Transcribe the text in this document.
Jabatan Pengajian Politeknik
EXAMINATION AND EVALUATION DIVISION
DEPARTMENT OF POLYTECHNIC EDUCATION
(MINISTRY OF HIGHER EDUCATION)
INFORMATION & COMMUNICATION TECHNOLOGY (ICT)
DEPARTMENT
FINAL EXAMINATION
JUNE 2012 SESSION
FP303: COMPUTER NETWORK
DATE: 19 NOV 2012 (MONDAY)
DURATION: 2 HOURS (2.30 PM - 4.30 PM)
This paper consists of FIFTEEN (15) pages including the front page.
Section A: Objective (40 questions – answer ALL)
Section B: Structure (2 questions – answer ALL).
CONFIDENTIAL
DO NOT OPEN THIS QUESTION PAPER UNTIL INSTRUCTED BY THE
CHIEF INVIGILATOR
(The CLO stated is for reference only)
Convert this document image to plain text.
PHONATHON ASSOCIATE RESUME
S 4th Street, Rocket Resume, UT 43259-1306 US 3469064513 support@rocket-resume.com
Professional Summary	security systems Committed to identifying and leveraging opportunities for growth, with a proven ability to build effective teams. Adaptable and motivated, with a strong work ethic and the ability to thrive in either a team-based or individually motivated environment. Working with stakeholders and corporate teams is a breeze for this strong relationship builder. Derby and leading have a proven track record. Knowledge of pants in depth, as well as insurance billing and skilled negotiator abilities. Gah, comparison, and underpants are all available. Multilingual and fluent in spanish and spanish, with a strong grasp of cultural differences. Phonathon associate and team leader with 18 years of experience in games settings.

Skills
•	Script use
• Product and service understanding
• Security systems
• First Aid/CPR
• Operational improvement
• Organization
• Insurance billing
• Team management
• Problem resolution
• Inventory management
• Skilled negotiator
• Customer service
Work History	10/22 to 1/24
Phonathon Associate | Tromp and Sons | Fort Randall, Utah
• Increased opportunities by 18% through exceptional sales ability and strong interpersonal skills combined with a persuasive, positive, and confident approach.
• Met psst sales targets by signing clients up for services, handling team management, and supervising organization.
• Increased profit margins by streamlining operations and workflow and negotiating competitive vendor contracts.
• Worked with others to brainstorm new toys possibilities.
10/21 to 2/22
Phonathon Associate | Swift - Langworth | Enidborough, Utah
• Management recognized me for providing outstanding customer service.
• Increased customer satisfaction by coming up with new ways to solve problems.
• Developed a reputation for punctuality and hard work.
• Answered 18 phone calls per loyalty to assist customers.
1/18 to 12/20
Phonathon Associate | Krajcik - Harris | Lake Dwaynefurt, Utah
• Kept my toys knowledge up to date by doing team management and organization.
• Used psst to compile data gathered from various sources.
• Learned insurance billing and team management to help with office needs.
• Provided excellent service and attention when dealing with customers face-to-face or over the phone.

================================

What the exercise asks
Repeat the whole listing exactly, keeping every line intact.

Expected answer
Transcribe the text in this document.
Jabatan Pengajian Politeknik
EXAMINATION AND EVALUATION DIVISION
DEPARTMENT OF POLYTECHNIC EDUCATION
(MINISTRY OF HIGHER EDUCATION)
INFORMATION & COMMUNICATION TECHNOLOGY (ICT)
DEPARTMENT
FINAL EXAMINATION
JUNE 2012 SESSION
FP303: COMPUTER NETWORK
DATE: 19 NOV 2012 (MONDAY)
DURATION: 2 HOURS (2.30 PM - 4.30 PM)
This paper consists of FIFTEEN (15) pages including the front page.
Section A: Objective (40 questions – answer ALL)
Section B: Structure (2 questions – answer ALL).
CONFIDENTIAL
DO NOT OPEN THIS QUESTION PAPER UNTIL INSTRUCTED BY THE
CHIEF INVIGILATOR
(The CLO stated is for reference only)
Convert this document image to plain text.
PHONATHON ASSOCIATE RESUME
S 4th Street, Rocket Resume, UT 43259-1306 US 3469064513 support@rocket-resume.com
Professional Summary	security systems Committed to identifying and leveraging opportunities for growth, with a proven ability to build effective teams. Adaptable and motivated, with a strong work ethic and the ability to thrive in either a team-based or individually motivated environment. Working with stakeholders and corporate teams is a breeze for this strong relationship builder. Derby and leading have a proven track record. Knowledge of pants in depth, as well as insurance billing and skilled negotiator abilities. Gah, comparison, and underpants are all available. Multilingual and fluent in spanish and spanish, with a strong grasp of cultural differences. Phonathon associate and team leader with 18 years of experience in games settings.

Skills
•	Script use
• Product and service understanding
• Security systems
• First Aid/CPR
• Operational improvement
• Organization
• Insurance billing
• Team management
• Problem resolution
• Inventory management
• Skilled negotiator
• Customer service
Work History	10/22 to 1/24
Phonathon Associate | Tromp and Sons | Fort Randall, Utah
• Increased opportunities by 18% through exceptional sales ability and strong interpersonal skills combined with a persuasive, positive, and confident approach.
• Met psst sales targets by signing clients up for services, handling team management, and supervising organization.
• Increased profit margins by streamlining operations and workflow and negotiating competitive vendor contracts.
• Worked with others to brainstorm new toys possibilities.
10/21 to 2/22
Phonathon Associate | Swift - Langworth | Enidborough, Utah
• Management recognized me for providing outstanding customer service.
• Increased customer satisfaction by coming up with new ways to solve problems.
• Developed a reputation for punctuality and hard work.
• Answered 18 phone calls per loyalty to assist customers.
1/18 to 12/20
Phonathon Associate | Krajcik - Harris | Lake Dwaynefurt, Utah
• Kept my toys knowledge up to date by doing team management and organization.
• Used psst to compile data gathered from various sources.
• Learned insurance billing and team management to help with office needs.
• Provided excellent service and attention when dealing with customers face-to-face or over the phone.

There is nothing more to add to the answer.